Records for processing:
┌──
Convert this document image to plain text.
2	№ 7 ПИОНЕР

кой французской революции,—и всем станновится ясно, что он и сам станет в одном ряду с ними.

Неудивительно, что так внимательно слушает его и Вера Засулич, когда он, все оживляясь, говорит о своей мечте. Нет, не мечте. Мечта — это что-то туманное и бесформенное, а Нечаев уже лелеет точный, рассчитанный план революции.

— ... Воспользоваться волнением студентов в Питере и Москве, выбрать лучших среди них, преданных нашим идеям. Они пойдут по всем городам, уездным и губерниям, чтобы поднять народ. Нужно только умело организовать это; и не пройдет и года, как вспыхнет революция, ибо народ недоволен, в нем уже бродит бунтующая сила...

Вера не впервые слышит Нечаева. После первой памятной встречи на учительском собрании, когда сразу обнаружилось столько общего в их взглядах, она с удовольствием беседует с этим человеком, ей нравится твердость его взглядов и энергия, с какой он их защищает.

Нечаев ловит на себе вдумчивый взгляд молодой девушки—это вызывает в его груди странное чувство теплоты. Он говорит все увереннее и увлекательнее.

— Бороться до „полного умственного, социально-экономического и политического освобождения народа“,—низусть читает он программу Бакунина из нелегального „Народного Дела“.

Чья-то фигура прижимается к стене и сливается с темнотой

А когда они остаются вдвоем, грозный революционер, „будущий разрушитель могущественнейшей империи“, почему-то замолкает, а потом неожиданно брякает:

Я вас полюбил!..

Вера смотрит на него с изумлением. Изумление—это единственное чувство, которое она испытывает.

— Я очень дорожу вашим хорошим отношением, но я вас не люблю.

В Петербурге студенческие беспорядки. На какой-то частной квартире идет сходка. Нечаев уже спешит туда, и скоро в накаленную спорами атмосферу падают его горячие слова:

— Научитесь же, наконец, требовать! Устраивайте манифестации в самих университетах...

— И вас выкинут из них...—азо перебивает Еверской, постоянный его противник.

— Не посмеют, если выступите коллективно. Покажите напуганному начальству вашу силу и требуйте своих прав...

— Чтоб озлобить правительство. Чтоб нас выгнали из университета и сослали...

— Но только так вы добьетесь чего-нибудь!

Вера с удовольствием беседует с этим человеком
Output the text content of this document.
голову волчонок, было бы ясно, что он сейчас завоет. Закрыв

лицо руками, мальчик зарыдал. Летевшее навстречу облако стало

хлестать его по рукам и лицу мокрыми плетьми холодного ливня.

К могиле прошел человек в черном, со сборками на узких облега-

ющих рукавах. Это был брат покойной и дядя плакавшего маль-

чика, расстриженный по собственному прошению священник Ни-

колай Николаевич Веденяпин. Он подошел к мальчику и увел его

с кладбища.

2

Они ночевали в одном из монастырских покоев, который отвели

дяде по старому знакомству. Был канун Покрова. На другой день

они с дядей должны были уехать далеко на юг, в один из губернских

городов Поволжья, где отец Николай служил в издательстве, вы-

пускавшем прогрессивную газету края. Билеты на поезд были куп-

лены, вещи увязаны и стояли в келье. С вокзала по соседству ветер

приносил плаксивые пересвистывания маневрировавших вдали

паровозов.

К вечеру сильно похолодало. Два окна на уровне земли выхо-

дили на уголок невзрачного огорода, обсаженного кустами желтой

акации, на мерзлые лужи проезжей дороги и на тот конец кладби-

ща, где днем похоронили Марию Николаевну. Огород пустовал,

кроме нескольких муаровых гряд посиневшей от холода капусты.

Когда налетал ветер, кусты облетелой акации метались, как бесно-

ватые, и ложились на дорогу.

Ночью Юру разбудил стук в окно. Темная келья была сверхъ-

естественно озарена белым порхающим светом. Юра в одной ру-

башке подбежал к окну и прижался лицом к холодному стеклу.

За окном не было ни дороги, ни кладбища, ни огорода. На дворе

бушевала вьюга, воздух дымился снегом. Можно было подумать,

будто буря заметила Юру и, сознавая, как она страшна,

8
└──
Description of the task: Identify and list each line with the word "ветер".

Correct response:
лены, вещи увязаны и стояли в келье. С вокзала по соседству ветер
Когда налетал ветер, кусты облетелой акации метались, как бесно-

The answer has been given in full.